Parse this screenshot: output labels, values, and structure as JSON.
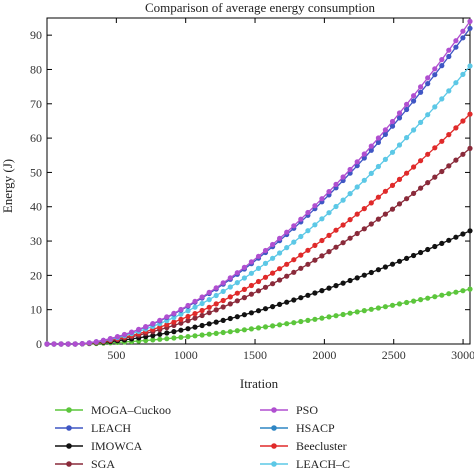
{
  "chart_data": {
    "type": "line",
    "title": "Comparison of average energy consumption",
    "xlabel": "Itration",
    "ylabel": "Energy (J)",
    "xlim": [
      0,
      3050
    ],
    "ylim": [
      0,
      95
    ],
    "xticks": [
      500,
      1000,
      1500,
      2000,
      2500,
      3000
    ],
    "yticks": [
      0,
      10,
      20,
      30,
      40,
      50,
      60,
      70,
      80,
      90
    ],
    "grid": false,
    "legend_position": "bottom",
    "curve_start": 200,
    "series": [
      {
        "name": "MOGA–Cuckoo",
        "color": "#5cc63c",
        "end_value": 16,
        "exponent": 1.6
      },
      {
        "name": "LEACH",
        "color": "#3f56c4",
        "end_value": 92,
        "exponent": 1.7
      },
      {
        "name": "IMOWCA",
        "color": "#111111",
        "end_value": 33,
        "exponent": 1.6
      },
      {
        "name": "SGA",
        "color": "#8a2a3a",
        "end_value": 57,
        "exponent": 1.7
      },
      {
        "name": "PSO",
        "color": "#b04fd0",
        "end_value": 94,
        "exponent": 1.7
      },
      {
        "name": "HSACP",
        "color": "#2f86c4",
        "end_value": 0,
        "exponent": 1.0
      },
      {
        "name": "Beecluster",
        "color": "#e02a2a",
        "end_value": 67,
        "exponent": 1.7
      },
      {
        "name": "LEACH–C",
        "color": "#5cc8e6",
        "end_value": 81,
        "exponent": 1.7
      }
    ]
  }
}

^^^^^^^^

**Brief:** Find "color". Copy every line it occurs in.

**The reply:**
        "color": "#5cc63c",
        "color": "#3f56c4",
        "color": "#111111",
        "color": "#8a2a3a",
        "color": "#b04fd0",
        "color": "#2f86c4",
        "color": "#e02a2a",
        "color": "#5cc8e6",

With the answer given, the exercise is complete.